── GIVEN DATA ──

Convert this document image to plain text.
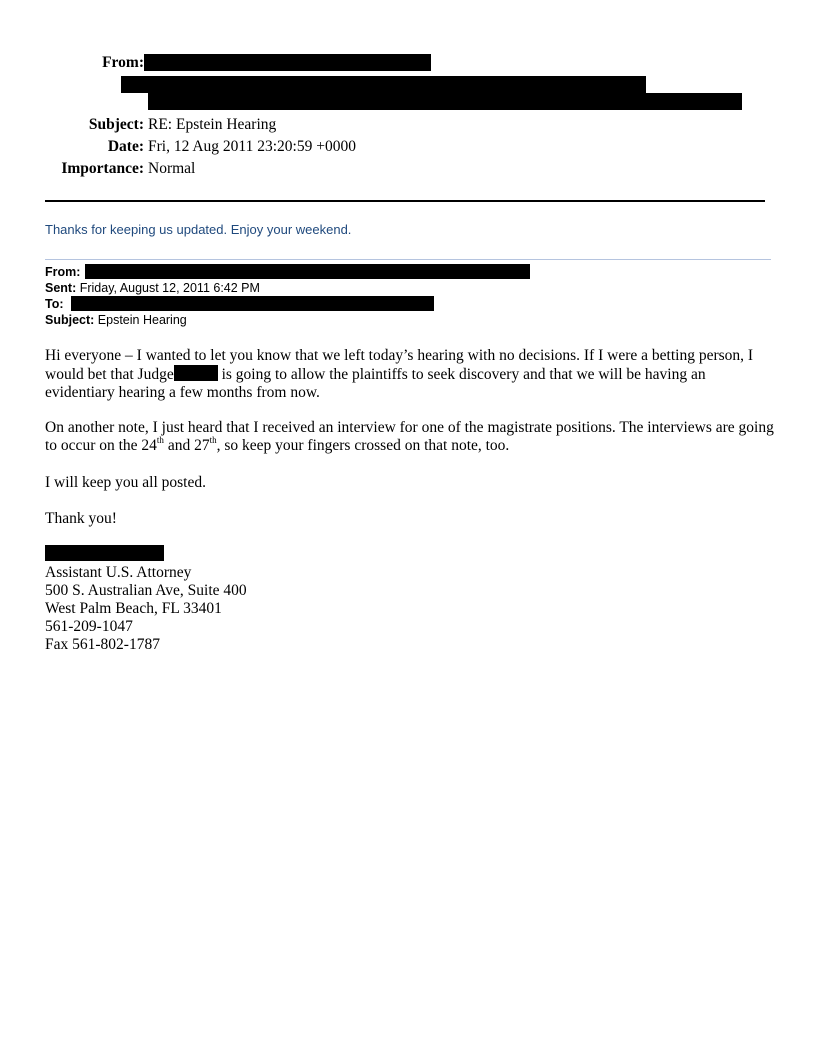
From:
Subject: RE: Epstein Hearing
Date: Fri, 12 Aug 2011 23:20:59 +0000
Importance: Normal
Thanks for keeping us updated. Enjoy your weekend.
From:
Sent: Friday, August 12, 2011 6:42 PM
To:
Subject: Epstein Hearing

Hi everyone – I wanted to let you know that we left today’s hearing with no decisions. If I were a betting person, I would bet that Judge	is going to allow the plaintiffs to seek discovery and that we will be having an evidentiary hearing a few months from now.

On another note, I just heard that I received an interview for one of the magistrate positions. The interviews are going to occur on the 24th and 27th, so keep your fingers crossed on that note, too.

I will keep you all posted.
Thank you!
Assistant U.S. Attorney
500 S. Australian Ave, Suite 400
West Palm Beach, FL 33401
561-209-1047
Fax 561-802-1787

───

▶ _WHAT THE TASK REQUIRES_:
Exclude the images and reproduce the remaining data exactly.

▶ _FINISHED EXERCISE_:
Convert this document image to plain text.
From:
Subject: RE: Epstein Hearing
Date: Fri, 12 Aug 2011 23:20:59 +0000
Importance: Normal
Thanks for keeping us updated. Enjoy your weekend.
From:
Sent: Friday, August 12, 2011 6:42 PM
To:
Subject: Epstein Hearing

Hi everyone – I wanted to let you know that we left today’s hearing with no decisions. If I were a betting person, I would bet that Judge	is going to allow the plaintiffs to seek discovery and that we will be having an evidentiary hearing a few months from now.

On another note, I just heard that I received an interview for one of the magistrate positions. The interviews are going to occur on the 24th and 27th, so keep your fingers crossed on that note, too.

I will keep you all posted.
Thank you!
Assistant U.S. Attorney
500 S. Australian Ave, Suite 400
West Palm Beach, FL 33401
561-209-1047
Fax 561-802-1787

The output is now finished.